- _Data for this exercise_:
-- start --
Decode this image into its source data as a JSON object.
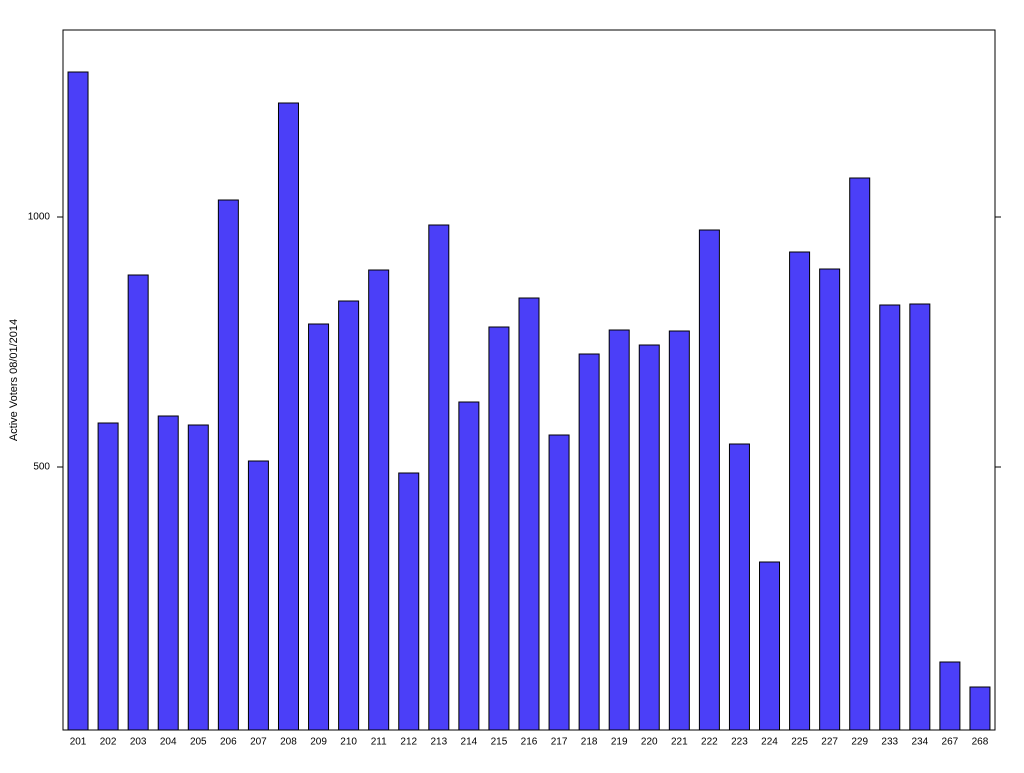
{
  "chart_data": {
    "type": "bar",
    "ylabel": "Active Voters 08/01/2014",
    "categories": [
      "201",
      "202",
      "203",
      "204",
      "205",
      "206",
      "207",
      "208",
      "209",
      "210",
      "211",
      "212",
      "213",
      "214",
      "215",
      "216",
      "217",
      "218",
      "219",
      "220",
      "221",
      "222",
      "223",
      "224",
      "225",
      "227",
      "229",
      "233",
      "234",
      "267",
      "268"
    ],
    "values": [
      1290,
      588,
      884,
      602,
      584,
      1034,
      512,
      1228,
      786,
      832,
      894,
      488,
      984,
      630,
      780,
      838,
      564,
      726,
      774,
      744,
      772,
      974,
      546,
      310,
      930,
      896,
      1078,
      824,
      826,
      110,
      60
    ],
    "color": "#4b3ff8",
    "ylim": [
      -26,
      1374
    ],
    "yticks": [
      500,
      1000
    ]
  }
}
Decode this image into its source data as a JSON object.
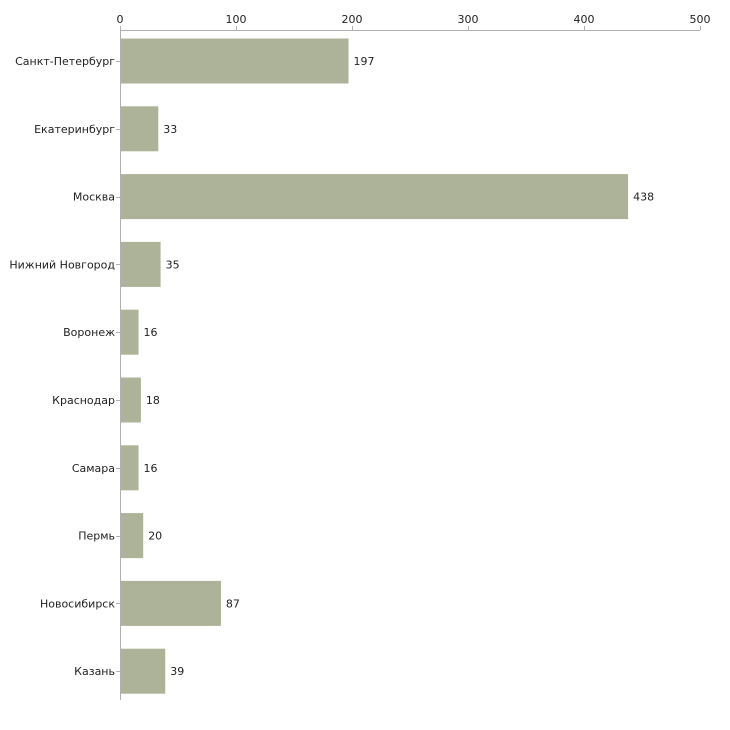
{
  "chart_data": {
    "type": "bar",
    "orientation": "horizontal",
    "title": "",
    "xlabel": "",
    "ylabel": "",
    "xlim": [
      0,
      500
    ],
    "ticks": [
      0,
      100,
      200,
      300,
      400,
      500
    ],
    "tick_labels": [
      "0",
      "100",
      "200",
      "300",
      "400",
      "500"
    ],
    "axis_position": "top",
    "grid": false,
    "legend": "none",
    "categories": [
      "Санкт-Петербург",
      "Екатеринбург",
      "Москва",
      "Нижний Новгород",
      "Воронеж",
      "Краснодар",
      "Самара",
      "Пермь",
      "Новосибирск",
      "Казань"
    ],
    "values": [
      197,
      33,
      438,
      35,
      16,
      18,
      16,
      20,
      87,
      39
    ],
    "value_labels": [
      "197",
      "33",
      "438",
      "35",
      "16",
      "18",
      "16",
      "20",
      "87",
      "39"
    ],
    "bar_color": "#adb398",
    "axis_color": "#b0b0b0"
  }
}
-- end --
- _Instruction_: Reproduce the listing exactly. Leave its pictures out.

- _Full output_:
Decode this image into its source data as a JSON object.
{
  "chart_data": {
    "type": "bar",
    "ylabel": "Active Voters 08/01/2014",
    "categories": [
      "201",
      "202",
      "203",
      "204",
      "205",
      "206",
      "207",
      "208",
      "209",
      "210",
      "211",
      "212",
      "213",
      "214",
      "215",
      "216",
      "217",
      "218",
      "219",
      "220",
      "221",
      "222",
      "223",
      "224",
      "225",
      "227",
      "229",
      "233",
      "234",
      "267",
      "268"
    ],
    "values": [
      1290,
      588,
      884,
      602,
      584,
      1034,
      512,
      1228,
      786,
      832,
      894,
      488,
      984,
      630,
      780,
      838,
      564,
      726,
      774,
      744,
      772,
      974,
      546,
      310,
      930,
      896,
      1078,
      824,
      826,
      110,
      60
    ],
    "color": "#4b3ff8",
    "ylim": [
      -26,
      1374
    ],
    "yticks": [
      500,
      1000
    ]
  }
}
Decode this image into its source data as a JSON object.
{
  "chart_data": {
    "type": "bar",
    "orientation": "horizontal",
    "title": "",
    "xlabel": "",
    "ylabel": "",
    "xlim": [
      0,
      500
    ],
    "ticks": [
      0,
      100,
      200,
      300,
      400,
      500
    ],
    "tick_labels": [
      "0",
      "100",
      "200",
      "300",
      "400",
      "500"
    ],
    "axis_position": "top",
    "grid": false,
    "legend": "none",
    "categories": [
      "Санкт-Петербург",
      "Екатеринбург",
      "Москва",
      "Нижний Новгород",
      "Воронеж",
      "Краснодар",
      "Самара",
      "Пермь",
      "Новосибирск",
      "Казань"
    ],
    "values": [
      197,
      33,
      438,
      35,
      16,
      18,
      16,
      20,
      87,
      39
    ],
    "value_labels": [
      "197",
      "33",
      "438",
      "35",
      "16",
      "18",
      "16",
      "20",
      "87",
      "39"
    ],
    "bar_color": "#adb398",
    "axis_color": "#b0b0b0"
  }
}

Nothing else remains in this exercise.